■ WHAT YOU HAVE TO DO ■
Pull each line holding "ارسال" out of the entries below.

(Extracted records)
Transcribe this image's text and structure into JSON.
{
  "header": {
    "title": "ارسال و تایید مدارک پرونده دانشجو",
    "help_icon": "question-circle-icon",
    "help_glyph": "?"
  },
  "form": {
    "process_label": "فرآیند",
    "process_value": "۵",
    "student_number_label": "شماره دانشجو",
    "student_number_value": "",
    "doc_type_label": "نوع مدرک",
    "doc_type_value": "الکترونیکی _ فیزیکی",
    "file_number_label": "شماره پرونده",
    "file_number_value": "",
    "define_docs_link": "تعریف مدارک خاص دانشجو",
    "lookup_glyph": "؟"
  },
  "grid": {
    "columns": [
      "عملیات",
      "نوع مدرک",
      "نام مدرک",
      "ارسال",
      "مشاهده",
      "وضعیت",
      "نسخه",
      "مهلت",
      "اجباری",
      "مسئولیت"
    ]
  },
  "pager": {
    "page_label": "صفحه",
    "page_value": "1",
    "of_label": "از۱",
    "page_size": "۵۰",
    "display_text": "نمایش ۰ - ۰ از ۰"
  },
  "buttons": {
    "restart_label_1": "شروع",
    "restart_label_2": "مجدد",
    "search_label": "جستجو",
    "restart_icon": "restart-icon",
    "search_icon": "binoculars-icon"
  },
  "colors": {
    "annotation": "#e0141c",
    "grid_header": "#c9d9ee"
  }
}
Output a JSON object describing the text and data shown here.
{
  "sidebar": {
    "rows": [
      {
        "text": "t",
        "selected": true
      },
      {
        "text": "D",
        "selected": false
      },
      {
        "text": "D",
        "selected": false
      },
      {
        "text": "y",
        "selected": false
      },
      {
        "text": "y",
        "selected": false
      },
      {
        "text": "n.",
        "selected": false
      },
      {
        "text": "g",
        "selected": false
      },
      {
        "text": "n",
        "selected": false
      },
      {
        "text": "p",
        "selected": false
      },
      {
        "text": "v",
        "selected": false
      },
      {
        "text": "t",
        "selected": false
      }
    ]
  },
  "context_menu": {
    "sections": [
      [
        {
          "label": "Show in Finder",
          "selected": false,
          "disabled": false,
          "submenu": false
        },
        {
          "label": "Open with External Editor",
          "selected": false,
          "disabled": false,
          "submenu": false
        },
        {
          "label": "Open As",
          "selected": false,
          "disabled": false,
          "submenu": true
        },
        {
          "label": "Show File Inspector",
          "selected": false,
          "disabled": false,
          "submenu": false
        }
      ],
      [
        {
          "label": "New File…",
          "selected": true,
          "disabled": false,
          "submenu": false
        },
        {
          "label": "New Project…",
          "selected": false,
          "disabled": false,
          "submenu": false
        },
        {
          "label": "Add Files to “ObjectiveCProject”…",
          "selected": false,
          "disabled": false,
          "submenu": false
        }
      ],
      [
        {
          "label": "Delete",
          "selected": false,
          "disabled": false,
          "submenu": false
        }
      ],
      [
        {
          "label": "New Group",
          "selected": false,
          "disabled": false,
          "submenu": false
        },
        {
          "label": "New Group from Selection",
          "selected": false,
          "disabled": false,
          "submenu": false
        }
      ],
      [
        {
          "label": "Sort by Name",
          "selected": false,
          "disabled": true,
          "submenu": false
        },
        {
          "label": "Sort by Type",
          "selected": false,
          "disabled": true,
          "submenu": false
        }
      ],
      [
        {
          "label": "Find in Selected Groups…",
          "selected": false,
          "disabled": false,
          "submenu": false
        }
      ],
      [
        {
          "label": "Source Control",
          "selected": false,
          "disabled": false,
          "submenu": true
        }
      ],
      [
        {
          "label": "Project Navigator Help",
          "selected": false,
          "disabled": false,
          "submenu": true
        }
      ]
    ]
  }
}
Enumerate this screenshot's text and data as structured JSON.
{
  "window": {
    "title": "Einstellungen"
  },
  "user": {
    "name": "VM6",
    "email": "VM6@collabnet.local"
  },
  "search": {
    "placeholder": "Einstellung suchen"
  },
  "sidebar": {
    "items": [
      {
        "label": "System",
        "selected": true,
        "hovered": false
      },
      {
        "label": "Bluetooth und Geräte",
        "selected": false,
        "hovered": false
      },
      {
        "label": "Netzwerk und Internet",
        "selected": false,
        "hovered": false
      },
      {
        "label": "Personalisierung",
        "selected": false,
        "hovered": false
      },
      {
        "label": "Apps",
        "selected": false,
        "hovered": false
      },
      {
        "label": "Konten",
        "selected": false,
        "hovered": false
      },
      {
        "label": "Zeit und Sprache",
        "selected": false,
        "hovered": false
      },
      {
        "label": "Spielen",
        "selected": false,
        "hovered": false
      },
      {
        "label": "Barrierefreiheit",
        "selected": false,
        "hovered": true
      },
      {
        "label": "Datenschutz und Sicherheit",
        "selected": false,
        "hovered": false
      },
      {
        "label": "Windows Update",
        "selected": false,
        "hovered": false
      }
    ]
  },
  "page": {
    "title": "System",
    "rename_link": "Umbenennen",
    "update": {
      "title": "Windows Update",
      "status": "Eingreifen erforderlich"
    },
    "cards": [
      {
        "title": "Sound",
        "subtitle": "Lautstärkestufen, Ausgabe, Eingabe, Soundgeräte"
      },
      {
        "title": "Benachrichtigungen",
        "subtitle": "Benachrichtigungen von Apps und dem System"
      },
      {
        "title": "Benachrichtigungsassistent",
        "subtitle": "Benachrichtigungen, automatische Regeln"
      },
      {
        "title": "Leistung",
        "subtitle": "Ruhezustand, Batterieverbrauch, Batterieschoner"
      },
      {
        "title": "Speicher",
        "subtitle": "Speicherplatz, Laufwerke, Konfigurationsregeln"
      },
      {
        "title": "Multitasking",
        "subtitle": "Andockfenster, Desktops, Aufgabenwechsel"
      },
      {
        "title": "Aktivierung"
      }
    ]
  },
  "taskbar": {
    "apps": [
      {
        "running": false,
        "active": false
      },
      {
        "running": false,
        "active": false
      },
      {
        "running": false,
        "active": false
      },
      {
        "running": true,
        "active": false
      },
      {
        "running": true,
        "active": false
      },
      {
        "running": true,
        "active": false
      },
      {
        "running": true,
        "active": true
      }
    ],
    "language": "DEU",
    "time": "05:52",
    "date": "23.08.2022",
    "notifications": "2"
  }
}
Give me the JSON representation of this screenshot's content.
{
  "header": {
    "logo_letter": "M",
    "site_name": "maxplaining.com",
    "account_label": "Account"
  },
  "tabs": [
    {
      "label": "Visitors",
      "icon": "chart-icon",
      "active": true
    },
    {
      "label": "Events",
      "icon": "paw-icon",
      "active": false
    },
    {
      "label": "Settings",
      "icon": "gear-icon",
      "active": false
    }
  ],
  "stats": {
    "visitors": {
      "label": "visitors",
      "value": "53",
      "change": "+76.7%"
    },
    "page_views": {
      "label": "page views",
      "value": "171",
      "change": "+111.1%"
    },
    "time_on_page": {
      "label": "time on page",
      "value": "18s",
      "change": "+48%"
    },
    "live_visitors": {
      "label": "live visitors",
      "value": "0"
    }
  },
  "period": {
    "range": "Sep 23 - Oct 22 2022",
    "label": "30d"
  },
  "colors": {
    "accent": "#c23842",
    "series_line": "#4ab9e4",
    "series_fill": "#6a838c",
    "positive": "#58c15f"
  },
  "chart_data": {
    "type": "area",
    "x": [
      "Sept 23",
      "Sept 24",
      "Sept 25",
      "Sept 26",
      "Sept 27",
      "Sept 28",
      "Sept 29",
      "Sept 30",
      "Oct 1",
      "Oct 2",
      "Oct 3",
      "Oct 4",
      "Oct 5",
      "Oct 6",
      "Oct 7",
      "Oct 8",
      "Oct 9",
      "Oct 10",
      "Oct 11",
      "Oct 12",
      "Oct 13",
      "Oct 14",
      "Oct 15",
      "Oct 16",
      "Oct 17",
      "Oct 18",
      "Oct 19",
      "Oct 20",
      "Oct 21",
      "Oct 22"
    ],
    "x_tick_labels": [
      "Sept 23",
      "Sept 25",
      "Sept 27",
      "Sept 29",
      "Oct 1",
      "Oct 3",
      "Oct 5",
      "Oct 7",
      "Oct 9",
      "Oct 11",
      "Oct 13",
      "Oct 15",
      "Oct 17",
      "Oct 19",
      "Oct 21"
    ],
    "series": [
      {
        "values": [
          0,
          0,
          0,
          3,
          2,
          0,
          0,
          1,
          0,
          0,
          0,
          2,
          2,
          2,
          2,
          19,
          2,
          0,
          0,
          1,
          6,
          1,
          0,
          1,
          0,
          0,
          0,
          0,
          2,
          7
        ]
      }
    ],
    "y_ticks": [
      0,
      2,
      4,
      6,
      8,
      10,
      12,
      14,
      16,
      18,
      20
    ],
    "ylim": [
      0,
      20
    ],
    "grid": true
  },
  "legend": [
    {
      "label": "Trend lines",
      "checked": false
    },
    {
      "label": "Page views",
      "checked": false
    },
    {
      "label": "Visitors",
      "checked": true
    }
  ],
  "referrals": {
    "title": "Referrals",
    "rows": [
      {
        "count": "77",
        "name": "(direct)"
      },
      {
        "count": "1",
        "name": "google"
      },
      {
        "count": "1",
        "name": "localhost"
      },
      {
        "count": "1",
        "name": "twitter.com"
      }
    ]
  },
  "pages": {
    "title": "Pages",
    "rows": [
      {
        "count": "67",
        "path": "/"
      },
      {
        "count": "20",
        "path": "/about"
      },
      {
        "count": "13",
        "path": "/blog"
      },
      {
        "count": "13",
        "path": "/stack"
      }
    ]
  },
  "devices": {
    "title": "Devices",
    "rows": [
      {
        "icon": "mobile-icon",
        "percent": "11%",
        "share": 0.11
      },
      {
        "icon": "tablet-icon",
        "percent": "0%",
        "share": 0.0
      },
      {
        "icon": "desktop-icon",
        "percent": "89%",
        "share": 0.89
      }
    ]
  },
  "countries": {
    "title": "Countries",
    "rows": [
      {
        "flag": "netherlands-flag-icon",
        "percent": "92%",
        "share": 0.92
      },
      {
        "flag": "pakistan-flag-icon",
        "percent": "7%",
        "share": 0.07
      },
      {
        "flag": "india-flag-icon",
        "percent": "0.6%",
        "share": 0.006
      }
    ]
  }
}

■ WRITTEN RESPONSE ■
    "title": "ارسال و تایید مدارک پرونده دانشجو",
      "ارسال",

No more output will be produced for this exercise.